§ Stored data

◇ ◇ ◇ ◇ ◇ ◇ ◇

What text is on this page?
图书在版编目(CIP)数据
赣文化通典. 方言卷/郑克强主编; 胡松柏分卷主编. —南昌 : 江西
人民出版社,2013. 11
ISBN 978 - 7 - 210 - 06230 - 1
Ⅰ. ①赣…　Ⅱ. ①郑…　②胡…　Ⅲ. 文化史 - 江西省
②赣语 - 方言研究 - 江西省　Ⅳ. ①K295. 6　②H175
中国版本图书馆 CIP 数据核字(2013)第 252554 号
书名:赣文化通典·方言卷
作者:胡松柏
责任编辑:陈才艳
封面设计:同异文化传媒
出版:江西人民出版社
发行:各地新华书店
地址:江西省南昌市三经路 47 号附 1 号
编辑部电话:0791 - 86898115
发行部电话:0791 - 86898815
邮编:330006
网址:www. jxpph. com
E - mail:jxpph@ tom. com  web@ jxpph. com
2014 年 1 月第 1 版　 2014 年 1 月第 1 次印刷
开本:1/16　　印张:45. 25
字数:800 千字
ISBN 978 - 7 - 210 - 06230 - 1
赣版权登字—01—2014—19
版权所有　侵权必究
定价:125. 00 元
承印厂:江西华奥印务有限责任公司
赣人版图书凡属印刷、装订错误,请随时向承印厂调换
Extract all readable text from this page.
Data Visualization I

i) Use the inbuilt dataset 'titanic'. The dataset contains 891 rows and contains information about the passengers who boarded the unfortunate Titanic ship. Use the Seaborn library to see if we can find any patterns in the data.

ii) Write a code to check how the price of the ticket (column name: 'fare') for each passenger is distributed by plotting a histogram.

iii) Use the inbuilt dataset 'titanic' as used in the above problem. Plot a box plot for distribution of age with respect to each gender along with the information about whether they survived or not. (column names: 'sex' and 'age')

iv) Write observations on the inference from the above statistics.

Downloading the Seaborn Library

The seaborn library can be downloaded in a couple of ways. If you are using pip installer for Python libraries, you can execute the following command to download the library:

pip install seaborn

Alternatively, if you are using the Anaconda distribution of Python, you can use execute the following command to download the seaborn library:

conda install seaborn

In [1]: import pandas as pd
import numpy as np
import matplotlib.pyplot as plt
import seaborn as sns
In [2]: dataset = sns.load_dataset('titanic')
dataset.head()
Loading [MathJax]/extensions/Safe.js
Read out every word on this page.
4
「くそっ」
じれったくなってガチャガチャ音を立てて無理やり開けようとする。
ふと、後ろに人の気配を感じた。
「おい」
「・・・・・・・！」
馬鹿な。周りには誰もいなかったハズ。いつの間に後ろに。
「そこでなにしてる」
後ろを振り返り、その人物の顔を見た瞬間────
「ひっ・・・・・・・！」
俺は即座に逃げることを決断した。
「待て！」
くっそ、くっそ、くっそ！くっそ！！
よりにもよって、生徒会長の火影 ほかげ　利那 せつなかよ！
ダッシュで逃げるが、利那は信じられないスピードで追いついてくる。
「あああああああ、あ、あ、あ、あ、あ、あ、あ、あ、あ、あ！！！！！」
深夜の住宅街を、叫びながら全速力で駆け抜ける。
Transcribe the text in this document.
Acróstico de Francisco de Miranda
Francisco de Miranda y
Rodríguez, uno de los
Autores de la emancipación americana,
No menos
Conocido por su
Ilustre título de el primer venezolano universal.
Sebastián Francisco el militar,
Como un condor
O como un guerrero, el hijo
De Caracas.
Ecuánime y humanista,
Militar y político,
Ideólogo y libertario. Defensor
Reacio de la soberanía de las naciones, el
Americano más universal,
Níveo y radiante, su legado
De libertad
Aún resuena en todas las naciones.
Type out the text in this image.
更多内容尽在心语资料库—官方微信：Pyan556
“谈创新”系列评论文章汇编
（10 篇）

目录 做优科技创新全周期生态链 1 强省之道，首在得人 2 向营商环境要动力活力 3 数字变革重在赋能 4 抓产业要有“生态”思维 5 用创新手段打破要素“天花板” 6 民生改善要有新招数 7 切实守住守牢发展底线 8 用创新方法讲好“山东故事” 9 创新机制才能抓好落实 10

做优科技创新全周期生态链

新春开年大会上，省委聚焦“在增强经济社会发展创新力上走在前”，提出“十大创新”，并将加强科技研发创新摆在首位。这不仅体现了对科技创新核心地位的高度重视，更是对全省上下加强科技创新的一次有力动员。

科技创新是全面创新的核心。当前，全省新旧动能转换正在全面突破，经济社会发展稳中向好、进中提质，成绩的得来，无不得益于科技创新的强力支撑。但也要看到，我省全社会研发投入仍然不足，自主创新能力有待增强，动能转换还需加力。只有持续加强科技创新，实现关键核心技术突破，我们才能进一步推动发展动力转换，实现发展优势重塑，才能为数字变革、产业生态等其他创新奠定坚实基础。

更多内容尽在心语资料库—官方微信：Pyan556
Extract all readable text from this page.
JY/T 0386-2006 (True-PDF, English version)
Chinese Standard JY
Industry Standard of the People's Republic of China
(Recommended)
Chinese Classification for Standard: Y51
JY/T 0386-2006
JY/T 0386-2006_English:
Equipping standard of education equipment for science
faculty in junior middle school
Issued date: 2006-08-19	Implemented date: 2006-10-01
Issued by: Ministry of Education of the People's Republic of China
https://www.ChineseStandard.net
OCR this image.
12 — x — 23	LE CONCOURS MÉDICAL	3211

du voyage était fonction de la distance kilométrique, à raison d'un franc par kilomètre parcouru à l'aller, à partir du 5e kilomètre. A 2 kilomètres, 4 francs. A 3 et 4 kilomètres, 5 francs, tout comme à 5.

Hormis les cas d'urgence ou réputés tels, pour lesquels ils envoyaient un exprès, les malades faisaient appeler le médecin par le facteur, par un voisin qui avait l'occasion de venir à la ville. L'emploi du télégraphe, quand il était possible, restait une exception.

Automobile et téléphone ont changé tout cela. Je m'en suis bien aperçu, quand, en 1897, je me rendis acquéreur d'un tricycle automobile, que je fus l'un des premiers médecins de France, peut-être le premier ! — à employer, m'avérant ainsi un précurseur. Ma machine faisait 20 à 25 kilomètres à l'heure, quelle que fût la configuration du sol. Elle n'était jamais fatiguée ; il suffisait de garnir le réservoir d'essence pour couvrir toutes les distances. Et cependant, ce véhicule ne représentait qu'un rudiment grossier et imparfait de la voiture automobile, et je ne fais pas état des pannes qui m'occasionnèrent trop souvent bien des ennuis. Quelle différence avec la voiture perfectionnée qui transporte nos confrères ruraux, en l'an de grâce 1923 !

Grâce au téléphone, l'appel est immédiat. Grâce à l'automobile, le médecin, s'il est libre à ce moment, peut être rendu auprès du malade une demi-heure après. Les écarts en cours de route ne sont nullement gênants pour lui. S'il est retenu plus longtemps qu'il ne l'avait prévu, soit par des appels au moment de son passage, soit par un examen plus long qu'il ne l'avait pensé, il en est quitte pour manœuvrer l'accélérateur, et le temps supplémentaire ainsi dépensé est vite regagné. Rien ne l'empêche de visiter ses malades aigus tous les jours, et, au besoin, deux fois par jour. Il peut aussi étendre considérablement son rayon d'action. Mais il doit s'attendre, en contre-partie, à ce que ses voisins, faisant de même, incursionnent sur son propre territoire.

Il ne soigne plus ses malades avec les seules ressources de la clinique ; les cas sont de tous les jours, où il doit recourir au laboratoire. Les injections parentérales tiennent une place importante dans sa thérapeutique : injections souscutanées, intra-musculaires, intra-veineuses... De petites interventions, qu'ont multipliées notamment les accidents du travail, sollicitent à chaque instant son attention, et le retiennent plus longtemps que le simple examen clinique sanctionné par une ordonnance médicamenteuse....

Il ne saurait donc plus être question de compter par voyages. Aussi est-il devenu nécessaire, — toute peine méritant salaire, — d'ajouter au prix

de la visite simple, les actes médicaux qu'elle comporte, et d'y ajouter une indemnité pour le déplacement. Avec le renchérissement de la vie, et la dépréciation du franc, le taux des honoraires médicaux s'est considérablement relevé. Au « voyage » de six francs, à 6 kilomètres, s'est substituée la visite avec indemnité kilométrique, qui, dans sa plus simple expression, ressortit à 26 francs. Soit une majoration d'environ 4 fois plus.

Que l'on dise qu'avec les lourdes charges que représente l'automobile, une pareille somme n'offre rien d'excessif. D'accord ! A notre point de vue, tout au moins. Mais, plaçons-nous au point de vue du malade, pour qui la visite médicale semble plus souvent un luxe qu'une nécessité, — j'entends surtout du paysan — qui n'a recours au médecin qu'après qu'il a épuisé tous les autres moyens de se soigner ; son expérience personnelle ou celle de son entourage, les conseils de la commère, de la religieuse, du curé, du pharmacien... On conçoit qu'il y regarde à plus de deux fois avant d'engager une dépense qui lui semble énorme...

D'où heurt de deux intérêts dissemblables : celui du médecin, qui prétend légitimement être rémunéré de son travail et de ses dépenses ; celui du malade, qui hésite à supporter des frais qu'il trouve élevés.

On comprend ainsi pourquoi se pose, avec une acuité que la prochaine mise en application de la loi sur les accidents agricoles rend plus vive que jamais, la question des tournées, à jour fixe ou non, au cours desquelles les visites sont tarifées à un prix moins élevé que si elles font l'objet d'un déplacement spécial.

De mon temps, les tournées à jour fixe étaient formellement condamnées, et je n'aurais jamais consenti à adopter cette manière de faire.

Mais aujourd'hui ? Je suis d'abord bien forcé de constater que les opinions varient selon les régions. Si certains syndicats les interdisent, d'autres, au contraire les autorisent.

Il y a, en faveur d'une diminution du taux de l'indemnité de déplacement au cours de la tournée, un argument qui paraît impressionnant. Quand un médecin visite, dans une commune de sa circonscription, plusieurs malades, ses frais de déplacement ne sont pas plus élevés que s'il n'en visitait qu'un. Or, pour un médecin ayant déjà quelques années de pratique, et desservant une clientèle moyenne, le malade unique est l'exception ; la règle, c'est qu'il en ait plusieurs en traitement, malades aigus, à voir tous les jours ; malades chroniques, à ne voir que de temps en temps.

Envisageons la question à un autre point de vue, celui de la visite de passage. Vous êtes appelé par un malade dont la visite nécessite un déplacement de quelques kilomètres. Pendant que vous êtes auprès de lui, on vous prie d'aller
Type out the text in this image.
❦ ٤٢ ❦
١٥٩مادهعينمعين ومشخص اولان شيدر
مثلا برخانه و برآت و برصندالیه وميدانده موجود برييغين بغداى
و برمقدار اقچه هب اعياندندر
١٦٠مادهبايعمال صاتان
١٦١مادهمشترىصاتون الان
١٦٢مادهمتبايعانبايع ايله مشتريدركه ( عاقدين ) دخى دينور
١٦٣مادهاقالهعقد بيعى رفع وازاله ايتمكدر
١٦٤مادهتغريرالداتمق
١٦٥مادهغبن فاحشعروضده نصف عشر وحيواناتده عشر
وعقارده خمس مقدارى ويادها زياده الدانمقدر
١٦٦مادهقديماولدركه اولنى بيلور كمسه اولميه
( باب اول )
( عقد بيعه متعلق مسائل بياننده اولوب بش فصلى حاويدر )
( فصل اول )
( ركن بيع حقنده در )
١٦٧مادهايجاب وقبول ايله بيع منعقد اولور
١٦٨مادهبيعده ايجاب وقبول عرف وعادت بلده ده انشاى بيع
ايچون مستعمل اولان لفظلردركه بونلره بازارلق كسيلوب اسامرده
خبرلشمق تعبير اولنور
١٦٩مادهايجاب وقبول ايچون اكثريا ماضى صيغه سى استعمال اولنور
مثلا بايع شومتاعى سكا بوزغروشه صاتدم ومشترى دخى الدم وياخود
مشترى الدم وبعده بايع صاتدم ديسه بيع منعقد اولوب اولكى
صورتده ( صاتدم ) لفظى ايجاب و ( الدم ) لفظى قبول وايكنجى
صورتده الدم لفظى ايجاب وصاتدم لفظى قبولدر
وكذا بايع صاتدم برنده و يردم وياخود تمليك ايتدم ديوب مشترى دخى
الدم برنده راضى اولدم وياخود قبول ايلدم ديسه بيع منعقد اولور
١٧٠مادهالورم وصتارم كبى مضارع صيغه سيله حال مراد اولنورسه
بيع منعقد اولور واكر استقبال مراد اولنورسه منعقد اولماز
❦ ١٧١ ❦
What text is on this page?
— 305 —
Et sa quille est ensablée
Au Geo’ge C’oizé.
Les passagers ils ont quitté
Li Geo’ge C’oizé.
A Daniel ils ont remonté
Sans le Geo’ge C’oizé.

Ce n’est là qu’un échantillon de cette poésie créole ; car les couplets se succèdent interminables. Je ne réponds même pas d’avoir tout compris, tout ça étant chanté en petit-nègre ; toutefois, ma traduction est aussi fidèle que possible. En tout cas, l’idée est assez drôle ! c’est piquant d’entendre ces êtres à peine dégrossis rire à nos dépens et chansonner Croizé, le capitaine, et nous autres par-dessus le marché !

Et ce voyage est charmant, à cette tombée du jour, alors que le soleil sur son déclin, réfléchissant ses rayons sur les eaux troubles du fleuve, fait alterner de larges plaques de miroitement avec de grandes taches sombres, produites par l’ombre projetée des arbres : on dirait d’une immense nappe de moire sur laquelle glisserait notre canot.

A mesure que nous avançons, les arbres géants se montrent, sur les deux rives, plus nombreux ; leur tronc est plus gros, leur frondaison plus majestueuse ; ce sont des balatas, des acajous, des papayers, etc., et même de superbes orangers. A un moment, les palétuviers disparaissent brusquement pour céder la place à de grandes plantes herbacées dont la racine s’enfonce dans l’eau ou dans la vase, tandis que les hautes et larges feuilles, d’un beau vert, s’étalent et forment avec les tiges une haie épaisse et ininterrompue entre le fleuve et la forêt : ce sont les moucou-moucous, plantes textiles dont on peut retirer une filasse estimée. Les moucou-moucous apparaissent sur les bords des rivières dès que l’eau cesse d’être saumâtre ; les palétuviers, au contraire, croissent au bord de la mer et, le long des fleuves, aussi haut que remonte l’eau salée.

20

◇ ◇ ◇ ◇ ◇ ◇ ◇

Search the records for the word "ايچون" and copy every line where it occurs.

ايچون مستعمل اولان لفظلردركه بونلره بازارلق كسيلوب اسامرده
١٦٩مادهايجاب وقبول ايچون اكثريا ماضى صيغه سى استعمال اولنور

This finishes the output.